### [EXERCISE DIRECTIONS]
Below are the records; give the number of their lines that contain the word "image" and nothing more.

### [INPUT FOR THIS TASK]
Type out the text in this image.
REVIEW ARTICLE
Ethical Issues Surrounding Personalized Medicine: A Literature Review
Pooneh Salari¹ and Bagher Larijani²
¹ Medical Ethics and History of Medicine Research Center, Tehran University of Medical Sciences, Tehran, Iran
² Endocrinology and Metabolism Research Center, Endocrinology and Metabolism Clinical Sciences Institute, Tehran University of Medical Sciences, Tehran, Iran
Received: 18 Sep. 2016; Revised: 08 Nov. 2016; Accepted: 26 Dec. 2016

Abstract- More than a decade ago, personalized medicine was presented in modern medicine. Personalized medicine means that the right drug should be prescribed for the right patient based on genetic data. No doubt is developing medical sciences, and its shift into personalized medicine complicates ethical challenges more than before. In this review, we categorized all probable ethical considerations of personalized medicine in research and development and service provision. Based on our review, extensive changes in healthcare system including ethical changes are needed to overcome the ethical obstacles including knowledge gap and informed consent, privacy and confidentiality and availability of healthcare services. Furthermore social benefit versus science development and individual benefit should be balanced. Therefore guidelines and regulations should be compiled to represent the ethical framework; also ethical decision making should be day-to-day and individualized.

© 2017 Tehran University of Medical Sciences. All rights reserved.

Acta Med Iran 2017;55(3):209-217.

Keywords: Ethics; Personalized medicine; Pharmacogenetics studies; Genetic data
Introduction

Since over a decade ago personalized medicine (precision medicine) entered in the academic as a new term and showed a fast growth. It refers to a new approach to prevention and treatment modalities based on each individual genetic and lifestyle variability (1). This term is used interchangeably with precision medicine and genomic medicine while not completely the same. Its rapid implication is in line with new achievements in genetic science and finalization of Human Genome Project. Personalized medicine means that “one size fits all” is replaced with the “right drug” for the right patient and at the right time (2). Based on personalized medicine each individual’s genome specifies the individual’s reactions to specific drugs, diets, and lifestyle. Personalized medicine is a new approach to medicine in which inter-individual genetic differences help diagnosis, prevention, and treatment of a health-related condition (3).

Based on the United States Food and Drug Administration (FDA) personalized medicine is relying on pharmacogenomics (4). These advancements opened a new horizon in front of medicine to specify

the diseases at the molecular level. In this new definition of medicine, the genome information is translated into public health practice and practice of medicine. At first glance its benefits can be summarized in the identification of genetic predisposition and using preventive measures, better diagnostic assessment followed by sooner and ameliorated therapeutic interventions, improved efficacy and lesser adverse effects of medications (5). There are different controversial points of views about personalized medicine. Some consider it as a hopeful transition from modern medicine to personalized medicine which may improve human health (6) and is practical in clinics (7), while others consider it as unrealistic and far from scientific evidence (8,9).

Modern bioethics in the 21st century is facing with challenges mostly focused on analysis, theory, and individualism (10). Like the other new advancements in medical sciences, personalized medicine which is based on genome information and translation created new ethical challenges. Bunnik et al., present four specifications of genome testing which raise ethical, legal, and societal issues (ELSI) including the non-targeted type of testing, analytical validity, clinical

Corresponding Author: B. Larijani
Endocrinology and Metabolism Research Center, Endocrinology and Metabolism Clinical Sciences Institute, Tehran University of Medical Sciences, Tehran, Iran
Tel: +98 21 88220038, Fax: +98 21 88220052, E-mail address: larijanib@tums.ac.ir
...
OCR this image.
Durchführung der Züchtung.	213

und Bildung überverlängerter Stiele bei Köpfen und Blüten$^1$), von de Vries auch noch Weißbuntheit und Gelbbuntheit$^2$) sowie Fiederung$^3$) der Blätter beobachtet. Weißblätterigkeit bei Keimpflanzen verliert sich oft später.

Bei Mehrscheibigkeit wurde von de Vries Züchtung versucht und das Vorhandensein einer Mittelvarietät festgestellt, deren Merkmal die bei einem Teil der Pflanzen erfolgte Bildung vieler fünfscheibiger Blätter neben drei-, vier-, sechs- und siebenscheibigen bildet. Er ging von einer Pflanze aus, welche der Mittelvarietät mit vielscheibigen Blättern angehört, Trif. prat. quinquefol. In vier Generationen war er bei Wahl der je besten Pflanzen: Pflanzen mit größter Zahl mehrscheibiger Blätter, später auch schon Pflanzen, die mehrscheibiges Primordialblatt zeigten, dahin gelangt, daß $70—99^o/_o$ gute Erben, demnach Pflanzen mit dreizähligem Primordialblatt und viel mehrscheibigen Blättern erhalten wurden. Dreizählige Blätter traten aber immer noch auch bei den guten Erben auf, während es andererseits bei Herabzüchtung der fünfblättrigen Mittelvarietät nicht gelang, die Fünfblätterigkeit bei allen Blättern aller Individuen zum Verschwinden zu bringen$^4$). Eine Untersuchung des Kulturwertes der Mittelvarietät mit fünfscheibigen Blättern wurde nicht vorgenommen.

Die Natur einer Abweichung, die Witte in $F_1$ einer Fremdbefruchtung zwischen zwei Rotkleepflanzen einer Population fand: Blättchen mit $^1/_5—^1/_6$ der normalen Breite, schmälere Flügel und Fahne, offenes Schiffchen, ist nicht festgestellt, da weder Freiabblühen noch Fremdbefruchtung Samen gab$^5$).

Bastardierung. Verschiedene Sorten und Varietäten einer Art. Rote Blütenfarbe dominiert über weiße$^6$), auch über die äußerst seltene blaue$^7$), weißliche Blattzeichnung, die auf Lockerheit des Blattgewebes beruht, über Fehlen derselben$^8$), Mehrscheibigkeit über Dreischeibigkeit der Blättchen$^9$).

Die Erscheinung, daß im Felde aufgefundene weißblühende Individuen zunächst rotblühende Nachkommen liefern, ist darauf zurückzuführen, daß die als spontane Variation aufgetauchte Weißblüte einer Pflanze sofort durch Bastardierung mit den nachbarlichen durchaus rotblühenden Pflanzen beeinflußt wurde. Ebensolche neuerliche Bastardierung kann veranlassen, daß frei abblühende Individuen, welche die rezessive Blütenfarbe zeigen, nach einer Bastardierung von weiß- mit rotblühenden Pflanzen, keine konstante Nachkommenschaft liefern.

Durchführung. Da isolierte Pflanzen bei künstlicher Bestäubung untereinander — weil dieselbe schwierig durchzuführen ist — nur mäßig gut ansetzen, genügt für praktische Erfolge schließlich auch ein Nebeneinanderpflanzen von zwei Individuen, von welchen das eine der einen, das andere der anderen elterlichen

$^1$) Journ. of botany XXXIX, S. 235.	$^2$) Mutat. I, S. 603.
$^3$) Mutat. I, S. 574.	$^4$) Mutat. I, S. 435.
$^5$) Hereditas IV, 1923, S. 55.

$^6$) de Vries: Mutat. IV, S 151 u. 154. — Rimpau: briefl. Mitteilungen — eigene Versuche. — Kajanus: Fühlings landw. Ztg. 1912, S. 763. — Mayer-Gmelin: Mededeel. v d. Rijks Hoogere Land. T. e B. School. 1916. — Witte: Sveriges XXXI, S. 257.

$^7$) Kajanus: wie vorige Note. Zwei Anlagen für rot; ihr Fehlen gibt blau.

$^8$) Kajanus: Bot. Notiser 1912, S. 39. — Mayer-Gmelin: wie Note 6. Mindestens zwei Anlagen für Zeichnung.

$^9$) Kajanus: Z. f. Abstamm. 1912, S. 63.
* * *
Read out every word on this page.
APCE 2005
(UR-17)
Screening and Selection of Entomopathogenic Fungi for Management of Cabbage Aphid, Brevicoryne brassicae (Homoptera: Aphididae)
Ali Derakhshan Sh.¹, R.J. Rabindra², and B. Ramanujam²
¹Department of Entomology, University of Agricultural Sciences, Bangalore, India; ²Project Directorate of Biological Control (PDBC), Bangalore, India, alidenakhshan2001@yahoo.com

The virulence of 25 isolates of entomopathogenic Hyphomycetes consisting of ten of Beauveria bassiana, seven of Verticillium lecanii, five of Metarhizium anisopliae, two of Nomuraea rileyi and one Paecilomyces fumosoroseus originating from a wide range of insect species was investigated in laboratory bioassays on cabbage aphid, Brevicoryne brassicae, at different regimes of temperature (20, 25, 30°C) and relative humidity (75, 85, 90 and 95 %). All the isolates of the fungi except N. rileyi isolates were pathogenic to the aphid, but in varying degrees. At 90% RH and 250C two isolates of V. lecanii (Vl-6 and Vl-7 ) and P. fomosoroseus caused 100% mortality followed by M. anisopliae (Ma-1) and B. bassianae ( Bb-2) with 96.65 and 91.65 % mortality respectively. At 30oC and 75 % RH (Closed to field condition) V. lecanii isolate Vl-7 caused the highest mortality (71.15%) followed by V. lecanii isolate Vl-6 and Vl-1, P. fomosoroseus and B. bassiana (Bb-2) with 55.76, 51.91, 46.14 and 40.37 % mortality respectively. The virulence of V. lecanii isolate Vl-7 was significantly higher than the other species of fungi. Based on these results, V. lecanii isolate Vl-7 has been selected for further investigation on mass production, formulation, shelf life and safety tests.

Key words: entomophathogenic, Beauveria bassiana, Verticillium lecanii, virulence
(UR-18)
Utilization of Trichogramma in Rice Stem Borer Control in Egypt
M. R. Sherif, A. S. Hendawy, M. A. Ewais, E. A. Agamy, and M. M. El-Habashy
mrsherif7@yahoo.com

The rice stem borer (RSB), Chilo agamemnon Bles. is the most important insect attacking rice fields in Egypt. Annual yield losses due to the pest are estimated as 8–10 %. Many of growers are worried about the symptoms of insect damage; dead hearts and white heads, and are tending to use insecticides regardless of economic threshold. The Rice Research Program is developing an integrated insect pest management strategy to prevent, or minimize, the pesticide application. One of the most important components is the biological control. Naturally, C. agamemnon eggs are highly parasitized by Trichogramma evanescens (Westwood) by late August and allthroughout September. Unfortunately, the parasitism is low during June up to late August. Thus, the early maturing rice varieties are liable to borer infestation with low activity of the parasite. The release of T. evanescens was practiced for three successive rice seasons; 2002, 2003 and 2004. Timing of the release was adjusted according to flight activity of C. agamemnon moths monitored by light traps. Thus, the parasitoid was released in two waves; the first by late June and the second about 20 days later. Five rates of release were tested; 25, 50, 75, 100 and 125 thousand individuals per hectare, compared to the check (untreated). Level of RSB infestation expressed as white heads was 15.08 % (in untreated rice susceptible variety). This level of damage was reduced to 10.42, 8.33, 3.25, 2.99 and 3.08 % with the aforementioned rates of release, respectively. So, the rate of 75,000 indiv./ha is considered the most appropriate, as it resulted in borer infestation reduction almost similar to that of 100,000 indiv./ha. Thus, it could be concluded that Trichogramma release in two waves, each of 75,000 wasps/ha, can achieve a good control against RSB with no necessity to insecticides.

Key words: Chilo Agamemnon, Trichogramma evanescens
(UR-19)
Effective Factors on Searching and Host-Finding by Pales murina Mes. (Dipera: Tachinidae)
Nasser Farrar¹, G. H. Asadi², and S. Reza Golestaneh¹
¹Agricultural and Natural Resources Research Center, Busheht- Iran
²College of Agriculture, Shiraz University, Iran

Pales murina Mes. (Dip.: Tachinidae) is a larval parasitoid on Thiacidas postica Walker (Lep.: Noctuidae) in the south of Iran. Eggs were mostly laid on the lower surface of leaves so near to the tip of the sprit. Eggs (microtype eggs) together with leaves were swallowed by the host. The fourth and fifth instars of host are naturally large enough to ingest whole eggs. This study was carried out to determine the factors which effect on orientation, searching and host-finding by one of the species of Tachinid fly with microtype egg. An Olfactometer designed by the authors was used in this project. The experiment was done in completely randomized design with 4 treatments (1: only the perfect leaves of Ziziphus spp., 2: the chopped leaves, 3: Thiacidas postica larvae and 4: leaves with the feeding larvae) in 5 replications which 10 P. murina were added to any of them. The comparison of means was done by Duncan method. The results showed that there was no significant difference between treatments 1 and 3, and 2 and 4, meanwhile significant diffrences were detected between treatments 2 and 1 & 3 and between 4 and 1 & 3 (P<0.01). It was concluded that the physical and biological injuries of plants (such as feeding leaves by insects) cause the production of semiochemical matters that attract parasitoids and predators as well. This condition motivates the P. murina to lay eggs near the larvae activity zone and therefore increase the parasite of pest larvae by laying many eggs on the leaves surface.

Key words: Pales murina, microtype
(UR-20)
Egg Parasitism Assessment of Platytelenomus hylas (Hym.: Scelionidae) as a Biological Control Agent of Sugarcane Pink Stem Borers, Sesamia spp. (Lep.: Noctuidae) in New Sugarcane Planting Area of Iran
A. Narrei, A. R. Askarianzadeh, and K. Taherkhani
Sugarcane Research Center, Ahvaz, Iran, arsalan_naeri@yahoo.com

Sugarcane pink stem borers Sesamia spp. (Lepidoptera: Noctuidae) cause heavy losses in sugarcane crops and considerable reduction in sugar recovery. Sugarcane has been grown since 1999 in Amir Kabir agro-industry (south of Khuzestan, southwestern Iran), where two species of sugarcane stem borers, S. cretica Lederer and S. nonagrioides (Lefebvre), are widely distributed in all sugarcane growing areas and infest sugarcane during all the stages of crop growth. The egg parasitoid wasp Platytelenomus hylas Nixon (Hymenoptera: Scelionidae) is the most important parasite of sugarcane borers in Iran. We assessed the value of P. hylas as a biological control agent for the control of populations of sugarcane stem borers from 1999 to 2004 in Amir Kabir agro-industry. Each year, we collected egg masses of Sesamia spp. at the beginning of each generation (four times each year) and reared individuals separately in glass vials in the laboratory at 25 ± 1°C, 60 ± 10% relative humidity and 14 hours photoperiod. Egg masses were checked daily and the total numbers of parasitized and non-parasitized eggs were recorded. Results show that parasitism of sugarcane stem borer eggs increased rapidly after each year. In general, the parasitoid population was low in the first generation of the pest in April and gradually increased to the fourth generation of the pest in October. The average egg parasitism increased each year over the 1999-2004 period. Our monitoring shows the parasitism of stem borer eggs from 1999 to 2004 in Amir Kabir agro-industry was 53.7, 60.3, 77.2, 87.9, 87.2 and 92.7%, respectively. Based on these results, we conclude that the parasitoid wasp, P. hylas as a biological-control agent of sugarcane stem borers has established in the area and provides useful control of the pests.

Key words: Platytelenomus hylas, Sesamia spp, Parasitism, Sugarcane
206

### [TASK ANSWER]
2